> Objectifs:
(a) Actualisez le passage du texte sur la lutte anti-corruption au Burundi allant de « Le gouvernement vient » jusqu'à « éléments de réponse. », en remplaçant « gouvernement » par « pouvoir ».
(b) Prolongez le texte sur la lutte anti-corruption au Burundi à partir de sa dernière phrase.

> Passage retenu:
____________________
Le gouvernement vient de décréter la dissolution des institutions qu’il avait mise en place pour lutter contre le fléau de la corruption, à savoir la Cour et la Brigade Spéciale anti-corruption. Doit-on se réjouir ou déplorer cette décision ? Quelques éléments de réponse.
Elles avaient été créé en 2006 pour juguler – que dis-je – pour déraciner ce tare qui tendait à se généraliser surtout depuis que les fonctionnaires de l’Etat avaient reçu pour mot d’ordre « kwiyungunganya » (ce qui veut à peu près dire « se débrouiller »). Cela avait été librement interprété par les concernés à l’époque où le pays vivait des moments difficiles. La suite on la connaît. Certains fonctionnaires, à différents niveaux, ont largement mis en pratique le fameux dicton en vogue actuellement : « kurisha aho uziritse », ce qui signifie « brouter là où on est attaché » comme une bonne chèvre.
Les « brouteurs de la République » ont si bien brouté sous les yeux horrifiés des organismes internationaux que le Burundi s’est retrouvé parmi les très mauvais élèves en matière de perception de la corruption. La pandémie fut telle qu’un jour, (il y a quelques années), un porte-parole du Président de la République répondit sur un ton goguenard aux journalistes qui le harcelaient de questions sur la gestion des deniers publics : « Kirazira kuraba mw’isahani ya serugo » (il est interdit de regarder dans l’assiette du chef de ménage, ndlr).
A titre d’exemple, le Burundi a été classé à la 165ème place de l’indice de perception de la corruption de Transparency International de 2019, et ce malgré l’existence des institutions de lutte anti-corruption. L’ancien Président de la République, feu Pierre Nkurunziza (paix à son âme) a senti le danger que cette hémorragie constituait pour le pays et a promulgué la loi n° 1/36 du 13 décembre 2006 portant création de la Cour Anti-Corruption après celle du 03 août 2006 régissant la Brigade Spéciale Anti-Corruption.
La Cour et la Brigade Spéciales anti-corruption, des « épouvantails »?
____________________
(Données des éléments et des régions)
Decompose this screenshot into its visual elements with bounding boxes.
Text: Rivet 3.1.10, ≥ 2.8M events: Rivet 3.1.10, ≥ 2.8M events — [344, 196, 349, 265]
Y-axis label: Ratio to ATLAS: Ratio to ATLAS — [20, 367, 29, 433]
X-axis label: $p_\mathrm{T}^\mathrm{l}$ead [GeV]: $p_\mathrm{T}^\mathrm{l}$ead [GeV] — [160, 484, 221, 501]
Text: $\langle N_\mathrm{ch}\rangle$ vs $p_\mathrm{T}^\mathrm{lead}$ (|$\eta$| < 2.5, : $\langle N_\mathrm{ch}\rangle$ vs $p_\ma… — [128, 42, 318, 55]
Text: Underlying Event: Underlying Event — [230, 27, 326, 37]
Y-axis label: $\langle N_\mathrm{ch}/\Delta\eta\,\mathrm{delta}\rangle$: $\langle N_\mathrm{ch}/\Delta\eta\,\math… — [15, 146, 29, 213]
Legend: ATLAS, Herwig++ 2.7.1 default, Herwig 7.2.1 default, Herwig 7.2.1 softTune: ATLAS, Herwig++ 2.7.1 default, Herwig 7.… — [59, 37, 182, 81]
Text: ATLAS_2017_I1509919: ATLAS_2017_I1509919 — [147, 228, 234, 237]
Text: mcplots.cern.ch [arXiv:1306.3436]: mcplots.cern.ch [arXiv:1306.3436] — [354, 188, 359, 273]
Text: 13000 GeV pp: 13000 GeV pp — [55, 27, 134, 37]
____________________
> Réponses attendues:
(a)
Le pouvoir vient de décréter la dissolution des institutions qu’il avait mise en place pour lutter contre le fléau de la corruption, à savoir la Cour et la Brigade Spéciale anti-corruption. Doit-on se réjouir ou déplorer cette décision ? Quelques éléments de réponse.

(b)
« En vue de décentraliser les institutions judiciaires anti-corruption auprès de la population, les attributions de la Cour spéciale anti-corruption sont désormais placées au sein des parquets généraux et les Cours d’appels ». Voilà comment Prosper Ntahorwamiye, porte-parole du gouvernement, explique pourquoi ce dernier a pris cette décision de supprimer ces institution lors du conseil des ministres du 10 décembre 2020. N’en déplaise à Gabiel Rufyiri de l’Olucome qui s’époumonait depuis quelques années que ces institutions n’étaient que des « ibikanganyoni » (des épouvantails). Aujourd’hui, il plaide pour leur réformation au lieu de leur suppression.
Se réjouir ou déplorer la décision du gouvernement ?
Certes la Cour Anti-corruption avait ses tares que les uns et les autres ont pu soulever. Le souci du gouvernement d’une justice de proximité où les justiciables ne doivent pas peiner pour être rétablis dans leur droit est également juste. Mais, de la part de Me Yves Runyagu, avocat et chercheur dans le domaine du droit, il s’agit bel et bien d’un aveu explicite d’échec de la part du gouvernement. D’après lui, il est patent que pendant plus de 14 ans de leur existence, la Cour anti-corruption et la Brigade ont accompli peu de choses au point d’inciter le nouveau gouvernement à tout chambarder.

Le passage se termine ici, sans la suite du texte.